• _Provided data_:
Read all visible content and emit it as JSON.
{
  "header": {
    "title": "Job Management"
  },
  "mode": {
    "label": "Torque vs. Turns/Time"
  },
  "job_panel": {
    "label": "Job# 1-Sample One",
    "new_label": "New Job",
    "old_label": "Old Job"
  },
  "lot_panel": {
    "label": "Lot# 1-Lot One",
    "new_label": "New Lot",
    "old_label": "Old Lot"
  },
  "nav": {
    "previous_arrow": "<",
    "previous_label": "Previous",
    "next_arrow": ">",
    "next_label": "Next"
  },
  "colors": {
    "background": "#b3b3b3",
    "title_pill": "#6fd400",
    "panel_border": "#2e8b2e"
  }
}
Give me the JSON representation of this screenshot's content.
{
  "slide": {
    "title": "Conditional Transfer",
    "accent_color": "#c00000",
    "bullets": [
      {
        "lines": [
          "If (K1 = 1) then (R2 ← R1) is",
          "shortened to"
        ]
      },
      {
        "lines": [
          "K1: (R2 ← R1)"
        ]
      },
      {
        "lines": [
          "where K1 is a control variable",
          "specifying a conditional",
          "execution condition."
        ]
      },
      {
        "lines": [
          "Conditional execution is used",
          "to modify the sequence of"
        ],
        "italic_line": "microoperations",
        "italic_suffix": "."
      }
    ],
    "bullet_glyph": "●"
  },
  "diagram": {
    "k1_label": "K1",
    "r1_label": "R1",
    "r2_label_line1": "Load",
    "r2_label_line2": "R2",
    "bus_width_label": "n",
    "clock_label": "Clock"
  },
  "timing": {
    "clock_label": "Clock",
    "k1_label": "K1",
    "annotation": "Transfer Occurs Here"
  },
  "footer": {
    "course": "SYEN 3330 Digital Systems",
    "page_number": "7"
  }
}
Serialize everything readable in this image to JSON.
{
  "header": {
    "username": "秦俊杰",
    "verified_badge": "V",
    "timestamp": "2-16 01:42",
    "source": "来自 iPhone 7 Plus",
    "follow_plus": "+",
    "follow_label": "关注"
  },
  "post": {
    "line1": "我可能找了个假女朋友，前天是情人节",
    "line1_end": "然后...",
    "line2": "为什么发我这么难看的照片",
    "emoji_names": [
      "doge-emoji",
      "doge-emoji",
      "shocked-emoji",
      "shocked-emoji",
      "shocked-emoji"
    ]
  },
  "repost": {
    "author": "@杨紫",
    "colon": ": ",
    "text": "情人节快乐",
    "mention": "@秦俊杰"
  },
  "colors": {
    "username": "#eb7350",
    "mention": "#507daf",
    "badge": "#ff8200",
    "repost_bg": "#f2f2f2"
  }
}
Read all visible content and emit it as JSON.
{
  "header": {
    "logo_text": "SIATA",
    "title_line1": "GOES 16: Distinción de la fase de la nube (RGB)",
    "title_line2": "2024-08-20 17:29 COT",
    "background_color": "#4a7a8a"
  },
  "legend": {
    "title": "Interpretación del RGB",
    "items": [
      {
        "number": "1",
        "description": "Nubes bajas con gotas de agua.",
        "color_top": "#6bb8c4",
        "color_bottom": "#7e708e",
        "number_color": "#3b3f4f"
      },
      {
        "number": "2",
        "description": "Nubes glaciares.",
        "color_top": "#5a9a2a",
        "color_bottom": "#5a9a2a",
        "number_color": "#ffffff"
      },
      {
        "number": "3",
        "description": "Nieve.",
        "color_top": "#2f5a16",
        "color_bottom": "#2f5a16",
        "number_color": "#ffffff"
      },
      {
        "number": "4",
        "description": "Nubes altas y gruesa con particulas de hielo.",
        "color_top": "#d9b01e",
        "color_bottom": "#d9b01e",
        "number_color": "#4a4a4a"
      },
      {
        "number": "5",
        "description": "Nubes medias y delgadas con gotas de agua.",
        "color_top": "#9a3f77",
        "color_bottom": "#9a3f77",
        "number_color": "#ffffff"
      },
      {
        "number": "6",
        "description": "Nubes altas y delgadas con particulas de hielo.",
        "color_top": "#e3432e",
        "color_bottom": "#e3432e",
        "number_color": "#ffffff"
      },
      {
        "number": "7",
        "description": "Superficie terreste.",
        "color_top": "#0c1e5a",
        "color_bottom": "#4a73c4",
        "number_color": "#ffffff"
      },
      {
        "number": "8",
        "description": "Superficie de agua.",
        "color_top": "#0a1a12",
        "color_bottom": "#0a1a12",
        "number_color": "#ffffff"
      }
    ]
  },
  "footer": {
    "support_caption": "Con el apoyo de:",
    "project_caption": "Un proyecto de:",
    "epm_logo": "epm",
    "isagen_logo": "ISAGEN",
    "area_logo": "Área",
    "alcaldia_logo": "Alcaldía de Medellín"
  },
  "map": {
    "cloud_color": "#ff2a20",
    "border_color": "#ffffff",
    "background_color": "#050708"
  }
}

• _Exercise requirements_:
Nothing should be changed: write out all of the data as is.

• _Exercise output_:
Read all visible content and emit it as JSON.
{
  "header": {
    "title": "Job Management"
  },
  "mode": {
    "label": "Torque vs. Turns/Time"
  },
  "job_panel": {
    "label": "Job# 1-Sample One",
    "new_label": "New Job",
    "old_label": "Old Job"
  },
  "lot_panel": {
    "label": "Lot# 1-Lot One",
    "new_label": "New Lot",
    "old_label": "Old Lot"
  },
  "nav": {
    "previous_arrow": "<",
    "previous_label": "Previous",
    "next_arrow": ">",
    "next_label": "Next"
  },
  "colors": {
    "background": "#b3b3b3",
    "title_pill": "#6fd400",
    "panel_border": "#2e8b2e"
  }
}
Give me the JSON representation of this screenshot's content.
{
  "slide": {
    "title": "Conditional Transfer",
    "accent_color": "#c00000",
    "bullets": [
      {
        "lines": [
          "If (K1 = 1) then (R2 ← R1) is",
          "shortened to"
        ]
      },
      {
        "lines": [
          "K1: (R2 ← R1)"
        ]
      },
      {
        "lines": [
          "where K1 is a control variable",
          "specifying a conditional",
          "execution condition."
        ]
      },
      {
        "lines": [
          "Conditional execution is used",
          "to modify the sequence of"
        ],
        "italic_line": "microoperations",
        "italic_suffix": "."
      }
    ],
    "bullet_glyph": "●"
  },
  "diagram": {
    "k1_label": "K1",
    "r1_label": "R1",
    "r2_label_line1": "Load",
    "r2_label_line2": "R2",
    "bus_width_label": "n",
    "clock_label": "Clock"
  },
  "timing": {
    "clock_label": "Clock",
    "k1_label": "K1",
    "annotation": "Transfer Occurs Here"
  },
  "footer": {
    "course": "SYEN 3330 Digital Systems",
    "page_number": "7"
  }
}
Serialize everything readable in this image to JSON.
{
  "header": {
    "username": "秦俊杰",
    "verified_badge": "V",
    "timestamp": "2-16 01:42",
    "source": "来自 iPhone 7 Plus",
    "follow_plus": "+",
    "follow_label": "关注"
  },
  "post": {
    "line1": "我可能找了个假女朋友，前天是情人节",
    "line1_end": "然后...",
    "line2": "为什么发我这么难看的照片",
    "emoji_names": [
      "doge-emoji",
      "doge-emoji",
      "shocked-emoji",
      "shocked-emoji",
      "shocked-emoji"
    ]
  },
  "repost": {
    "author": "@杨紫",
    "colon": ": ",
    "text": "情人节快乐",
    "mention": "@秦俊杰"
  },
  "colors": {
    "username": "#eb7350",
    "mention": "#507daf",
    "badge": "#ff8200",
    "repost_bg": "#f2f2f2"
  }
}
Read all visible content and emit it as JSON.
{
  "header": {
    "logo_text": "SIATA",
    "title_line1": "GOES 16: Distinción de la fase de la nube (RGB)",
    "title_line2": "2024-08-20 17:29 COT",
    "background_color": "#4a7a8a"
  },
  "legend": {
    "title": "Interpretación del RGB",
    "items": [
      {
        "number": "1",
        "description": "Nubes bajas con gotas de agua.",
        "color_top": "#6bb8c4",
        "color_bottom": "#7e708e",
        "number_color": "#3b3f4f"
      },
      {
        "number": "2",
        "description": "Nubes glaciares.",
        "color_top": "#5a9a2a",
        "color_bottom": "#5a9a2a",
        "number_color": "#ffffff"
      },
      {
        "number": "3",
        "description": "Nieve.",
        "color_top": "#2f5a16",
        "color_bottom": "#2f5a16",
        "number_color": "#ffffff"
      },
      {
        "number": "4",
        "description": "Nubes altas y gruesa con particulas de hielo.",
        "color_top": "#d9b01e",
        "color_bottom": "#d9b01e",
        "number_color": "#4a4a4a"
      },
      {
        "number": "5",
        "description": "Nubes medias y delgadas con gotas de agua.",
        "color_top": "#9a3f77",
        "color_bottom": "#9a3f77",
        "number_color": "#ffffff"
      },
      {
        "number": "6",
        "description": "Nubes altas y delgadas con particulas de hielo.",
        "color_top": "#e3432e",
        "color_bottom": "#e3432e",
        "number_color": "#ffffff"
      },
      {
        "number": "7",
        "description": "Superficie terreste.",
        "color_top": "#0c1e5a",
        "color_bottom": "#4a73c4",
        "number_color": "#ffffff"
      },
      {
        "number": "8",
        "description": "Superficie de agua.",
        "color_top": "#0a1a12",
        "color_bottom": "#0a1a12",
        "number_color": "#ffffff"
      }
    ]
  },
  "footer": {
    "support_caption": "Con el apoyo de:",
    "project_caption": "Un proyecto de:",
    "epm_logo": "epm",
    "isagen_logo": "ISAGEN",
    "area_logo": "Área",
    "alcaldia_logo": "Alcaldía de Medellín"
  },
  "map": {
    "cloud_color": "#ff2a20",
    "border_color": "#ffffff",
    "background_color": "#050708"
  }
}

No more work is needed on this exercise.